▶ [EXCERPTED RECORDS]
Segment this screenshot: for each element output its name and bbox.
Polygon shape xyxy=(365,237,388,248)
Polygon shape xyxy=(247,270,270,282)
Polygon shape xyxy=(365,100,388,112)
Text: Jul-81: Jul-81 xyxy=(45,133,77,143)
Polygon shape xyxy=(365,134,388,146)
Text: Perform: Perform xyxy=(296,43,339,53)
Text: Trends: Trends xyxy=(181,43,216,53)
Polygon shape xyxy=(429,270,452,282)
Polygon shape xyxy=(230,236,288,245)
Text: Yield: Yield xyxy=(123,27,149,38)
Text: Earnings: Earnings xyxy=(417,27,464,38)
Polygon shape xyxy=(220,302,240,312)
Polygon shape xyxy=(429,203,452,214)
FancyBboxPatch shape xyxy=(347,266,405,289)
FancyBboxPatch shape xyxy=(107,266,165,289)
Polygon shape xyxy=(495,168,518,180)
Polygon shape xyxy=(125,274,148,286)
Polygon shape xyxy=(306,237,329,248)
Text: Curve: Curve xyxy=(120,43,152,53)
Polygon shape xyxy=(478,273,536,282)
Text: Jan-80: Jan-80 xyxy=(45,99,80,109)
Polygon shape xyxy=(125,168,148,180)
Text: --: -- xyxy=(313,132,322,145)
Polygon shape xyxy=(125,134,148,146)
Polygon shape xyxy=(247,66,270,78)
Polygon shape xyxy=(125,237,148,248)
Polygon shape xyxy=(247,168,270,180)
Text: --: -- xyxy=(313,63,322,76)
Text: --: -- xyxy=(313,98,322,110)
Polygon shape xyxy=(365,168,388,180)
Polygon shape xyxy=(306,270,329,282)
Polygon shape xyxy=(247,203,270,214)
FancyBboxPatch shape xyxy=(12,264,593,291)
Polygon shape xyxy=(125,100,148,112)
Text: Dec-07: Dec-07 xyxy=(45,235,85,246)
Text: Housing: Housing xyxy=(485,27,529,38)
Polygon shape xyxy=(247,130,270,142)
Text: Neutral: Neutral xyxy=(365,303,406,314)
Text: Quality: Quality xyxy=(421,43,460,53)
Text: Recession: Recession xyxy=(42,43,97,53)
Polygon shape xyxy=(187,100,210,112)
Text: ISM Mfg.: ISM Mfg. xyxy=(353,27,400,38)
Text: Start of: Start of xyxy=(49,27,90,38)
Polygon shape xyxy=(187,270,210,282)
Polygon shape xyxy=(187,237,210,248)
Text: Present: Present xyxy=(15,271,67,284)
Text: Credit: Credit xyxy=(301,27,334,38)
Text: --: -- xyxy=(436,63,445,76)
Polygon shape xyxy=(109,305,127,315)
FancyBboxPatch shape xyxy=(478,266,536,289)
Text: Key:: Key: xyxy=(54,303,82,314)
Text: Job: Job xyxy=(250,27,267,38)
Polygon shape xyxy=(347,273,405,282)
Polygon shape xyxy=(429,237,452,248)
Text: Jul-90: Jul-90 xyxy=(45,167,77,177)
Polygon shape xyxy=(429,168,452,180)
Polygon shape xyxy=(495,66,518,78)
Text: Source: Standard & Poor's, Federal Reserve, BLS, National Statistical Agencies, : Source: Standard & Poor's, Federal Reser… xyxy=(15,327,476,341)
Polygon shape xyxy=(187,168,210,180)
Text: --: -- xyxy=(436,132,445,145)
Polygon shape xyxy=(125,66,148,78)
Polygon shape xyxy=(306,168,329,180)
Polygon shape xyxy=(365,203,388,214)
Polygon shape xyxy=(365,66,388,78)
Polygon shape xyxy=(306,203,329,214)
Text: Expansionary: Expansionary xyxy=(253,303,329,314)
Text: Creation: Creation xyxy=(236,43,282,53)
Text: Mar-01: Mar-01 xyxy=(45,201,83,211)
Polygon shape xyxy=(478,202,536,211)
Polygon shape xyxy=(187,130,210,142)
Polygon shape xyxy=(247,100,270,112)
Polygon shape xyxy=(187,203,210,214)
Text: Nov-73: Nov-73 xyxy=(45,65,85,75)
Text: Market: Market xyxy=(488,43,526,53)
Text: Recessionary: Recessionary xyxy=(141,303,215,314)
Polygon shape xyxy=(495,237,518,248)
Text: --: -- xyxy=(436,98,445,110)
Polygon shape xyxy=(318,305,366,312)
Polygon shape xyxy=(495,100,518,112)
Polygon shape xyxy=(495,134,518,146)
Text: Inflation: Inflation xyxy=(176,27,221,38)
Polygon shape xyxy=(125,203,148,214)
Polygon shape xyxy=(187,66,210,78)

▶ [WORK TO COMPLETE] Reproduce every item above line for line, without changing anything.

▶ [EXERCISE ANSWER]
Segment this screenshot: for each element output its name and bbox.
Polygon shape xyxy=(365,237,388,248)
Polygon shape xyxy=(247,270,270,282)
Polygon shape xyxy=(365,100,388,112)
Text: Jul-81: Jul-81 xyxy=(45,133,77,143)
Polygon shape xyxy=(365,134,388,146)
Text: Perform: Perform xyxy=(296,43,339,53)
Text: Trends: Trends xyxy=(181,43,216,53)
Polygon shape xyxy=(429,270,452,282)
Polygon shape xyxy=(230,236,288,245)
Text: Yield: Yield xyxy=(123,27,149,38)
Text: Earnings: Earnings xyxy=(417,27,464,38)
Polygon shape xyxy=(220,302,240,312)
Polygon shape xyxy=(429,203,452,214)
FancyBboxPatch shape xyxy=(347,266,405,289)
FancyBboxPatch shape xyxy=(107,266,165,289)
Polygon shape xyxy=(495,168,518,180)
Polygon shape xyxy=(125,274,148,286)
Polygon shape xyxy=(306,237,329,248)
Text: Curve: Curve xyxy=(120,43,152,53)
Polygon shape xyxy=(478,273,536,282)
Text: Jan-80: Jan-80 xyxy=(45,99,80,109)
Polygon shape xyxy=(125,168,148,180)
Text: --: -- xyxy=(313,132,322,145)
Polygon shape xyxy=(125,134,148,146)
Polygon shape xyxy=(247,66,270,78)
Polygon shape xyxy=(125,237,148,248)
Polygon shape xyxy=(247,168,270,180)
Text: --: -- xyxy=(313,63,322,76)
Text: --: -- xyxy=(313,98,322,110)
Polygon shape xyxy=(365,168,388,180)
Polygon shape xyxy=(306,270,329,282)
Polygon shape xyxy=(247,203,270,214)
FancyBboxPatch shape xyxy=(12,264,593,291)
Polygon shape xyxy=(125,100,148,112)
Text: Dec-07: Dec-07 xyxy=(45,235,85,246)
Text: Housing: Housing xyxy=(485,27,529,38)
Polygon shape xyxy=(247,130,270,142)
Text: Neutral: Neutral xyxy=(365,303,406,314)
Text: Quality: Quality xyxy=(421,43,460,53)
Text: Recession: Recession xyxy=(42,43,97,53)
Polygon shape xyxy=(187,100,210,112)
Text: ISM Mfg.: ISM Mfg. xyxy=(353,27,400,38)
Text: Start of: Start of xyxy=(49,27,90,38)
Polygon shape xyxy=(187,270,210,282)
Polygon shape xyxy=(187,237,210,248)
Text: Present: Present xyxy=(15,271,67,284)
Text: Credit: Credit xyxy=(301,27,334,38)
Text: --: -- xyxy=(436,63,445,76)
Polygon shape xyxy=(109,305,127,315)
FancyBboxPatch shape xyxy=(478,266,536,289)
Text: Key:: Key: xyxy=(54,303,82,314)
Text: Job: Job xyxy=(250,27,267,38)
Polygon shape xyxy=(347,273,405,282)
Polygon shape xyxy=(429,237,452,248)
Text: Jul-90: Jul-90 xyxy=(45,167,77,177)
Polygon shape xyxy=(429,168,452,180)
Polygon shape xyxy=(495,66,518,78)
Text: Source: Standard & Poor's, Federal Reserve, BLS, National Statistical Agencies, : Source: Standard & Poor's, Federal Reser… xyxy=(15,327,476,341)
Polygon shape xyxy=(187,168,210,180)
Text: --: -- xyxy=(436,132,445,145)
Polygon shape xyxy=(125,66,148,78)
Polygon shape xyxy=(306,168,329,180)
Polygon shape xyxy=(365,203,388,214)
Polygon shape xyxy=(365,66,388,78)
Polygon shape xyxy=(306,203,329,214)
Text: Expansionary: Expansionary xyxy=(253,303,329,314)
Text: Creation: Creation xyxy=(236,43,282,53)
Text: Mar-01: Mar-01 xyxy=(45,201,83,211)
Polygon shape xyxy=(478,202,536,211)
Polygon shape xyxy=(187,130,210,142)
Polygon shape xyxy=(247,100,270,112)
Polygon shape xyxy=(187,203,210,214)
Text: Nov-73: Nov-73 xyxy=(45,65,85,75)
Text: Market: Market xyxy=(488,43,526,53)
Text: Recessionary: Recessionary xyxy=(141,303,215,314)
Polygon shape xyxy=(495,237,518,248)
Text: --: -- xyxy=(436,98,445,110)
Polygon shape xyxy=(318,305,366,312)
Polygon shape xyxy=(495,100,518,112)
Polygon shape xyxy=(495,134,518,146)
Text: Inflation: Inflation xyxy=(176,27,221,38)
Polygon shape xyxy=(125,203,148,214)
Polygon shape xyxy=(187,66,210,78)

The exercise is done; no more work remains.